* _STATED EXERCISE_
Give the listing again character for character, but drop the images.

begin STORED RECORDS

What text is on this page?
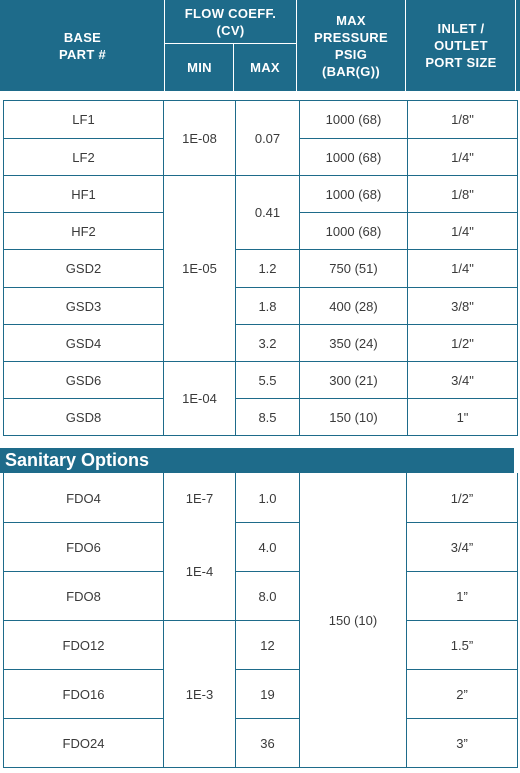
BASE
PART #
FLOW COEFF.
(CV)
MIN	MAX
MAX
PRESSURE
PSIG
(BAR(G))
INLET /
OUTLET
PORT SIZE
LF1
LF2
HF1
HF2
GSD2
GSD3
GSD4
GSD6
GSD8
1E-08
1E-05
1E-04
0.07
0.41
1.2
1.8
3.2
5.5
8.5
1000 (68)
1000 (68)
1000 (68)
1000 (68)
750 (51)
400 (28)
350 (24)
300 (21)
150 (10)
1/8"
1/4"
1/8"
1/4"
1/4"
3/8"
1/2"
3/4"
1"
Sanitary Options
FDO4
FDO6
FDO8
FDO12
FDO16
FDO24
1E-7
1E-4
1E-3
1.0
4.0
8.0
12
19
36
150 (10)
1/2”
3/4”
1”
1.5”
2”
3”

end STORED RECORDS

* _RESULT OF THE EXERCISE_
What text is on this page?
BASE
PART #
FLOW COEFF.
(CV)
MIN	MAX
MAX
PRESSURE
PSIG
(BAR(G))
INLET /
OUTLET
PORT SIZE
LF1
LF2
HF1
HF2
GSD2
GSD3
GSD4
GSD6
GSD8
1E-08
1E-05
1E-04
0.07
0.41
1.2
1.8
3.2
5.5
8.5
1000 (68)
1000 (68)
1000 (68)
1000 (68)
750 (51)
400 (28)
350 (24)
300 (21)
150 (10)
1/8"
1/4"
1/8"
1/4"
1/4"
3/8"
1/2"
3/4"
1"
Sanitary Options
FDO4
FDO6
FDO8
FDO12
FDO16
FDO24
1E-7
1E-4
1E-3
1.0
4.0
8.0
12
19
36
150 (10)
1/2”
3/4”
1”
1.5”
2”
3”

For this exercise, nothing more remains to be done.